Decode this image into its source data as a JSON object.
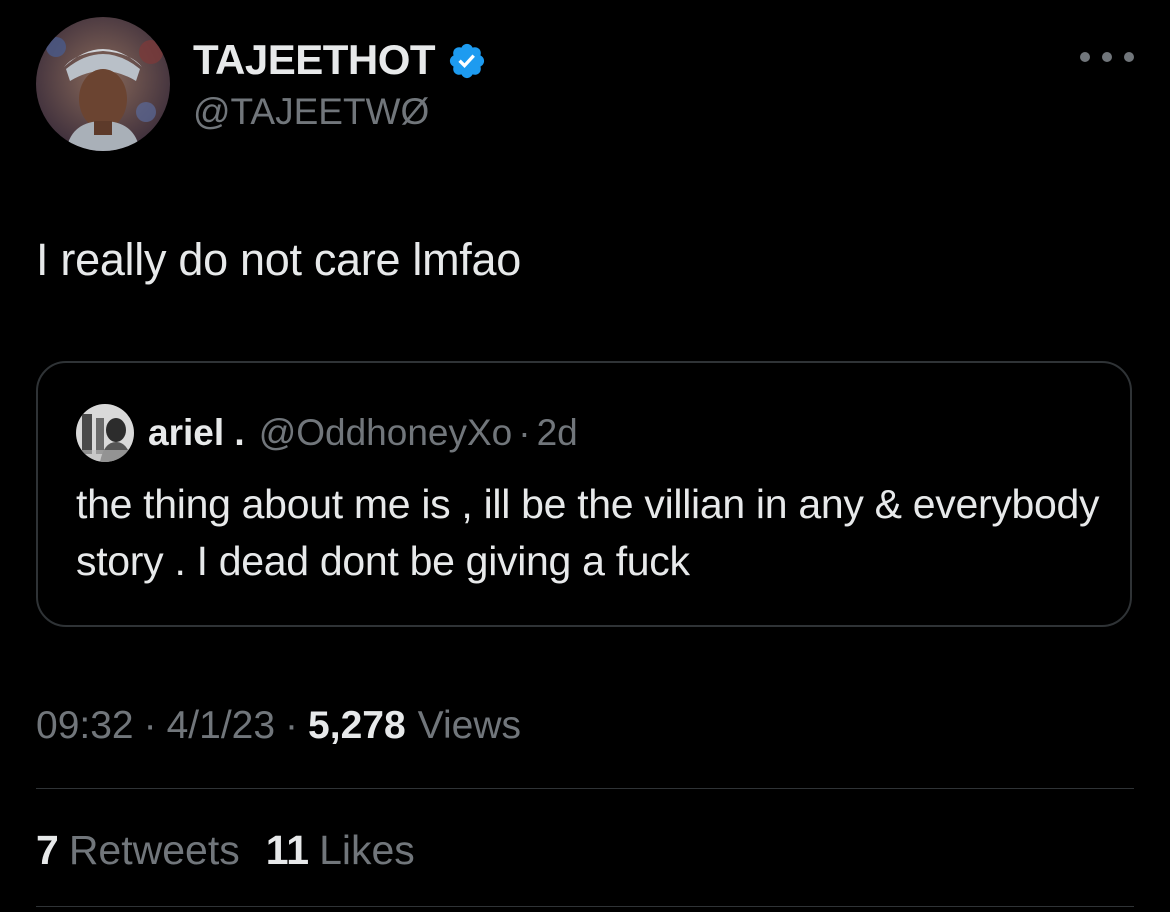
{
  "author": {
    "display_name": "TAJEETHOT",
    "handle": "@TAJEETWØ",
    "verified": true,
    "avatar_icon": "profile-photo",
    "badge_color": "#1d9bf0"
  },
  "more_icon": "more-horizontal-icon",
  "tweet": {
    "text": "I really do not care lmfao"
  },
  "quote": {
    "name": "ariel .",
    "handle": "@OddhoneyXo",
    "separator": "·",
    "time": "2d",
    "avatar_icon": "profile-photo",
    "text": "the thing about me is , ill be the villian in any & everybody story . I dead dont be giving a fuck"
  },
  "meta": {
    "time": "09:32",
    "date": "4/1/23",
    "separator": "·",
    "views_count": "5,278",
    "views_label": "Views"
  },
  "stats": {
    "retweets_count": "7",
    "retweets_label": "Retweets",
    "likes_count": "11",
    "likes_label": "Likes"
  },
  "colors": {
    "background": "#000000",
    "primary_text": "#e7e9ea",
    "secondary_text": "#71767b",
    "border": "#2f3336",
    "verified_blue": "#1d9bf0"
  }
}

━━━━━━━━━━

To do:
Return the material exactly as given, apart from the pictures.

Answer to this problem:
Decode this image into its source data as a JSON object.
{
  "author": {
    "display_name": "TAJEETHOT",
    "handle": "@TAJEETWØ",
    "verified": true,
    "avatar_icon": "profile-photo",
    "badge_color": "#1d9bf0"
  },
  "more_icon": "more-horizontal-icon",
  "tweet": {
    "text": "I really do not care lmfao"
  },
  "quote": {
    "name": "ariel .",
    "handle": "@OddhoneyXo",
    "separator": "·",
    "time": "2d",
    "avatar_icon": "profile-photo",
    "text": "the thing about me is , ill be the villian in any & everybody story . I dead dont be giving a fuck"
  },
  "meta": {
    "time": "09:32",
    "date": "4/1/23",
    "separator": "·",
    "views_count": "5,278",
    "views_label": "Views"
  },
  "stats": {
    "retweets_count": "7",
    "retweets_label": "Retweets",
    "likes_count": "11",
    "likes_label": "Likes"
  },
  "colors": {
    "background": "#000000",
    "primary_text": "#e7e9ea",
    "secondary_text": "#71767b",
    "border": "#2f3336",
    "verified_blue": "#1d9bf0"
  }
}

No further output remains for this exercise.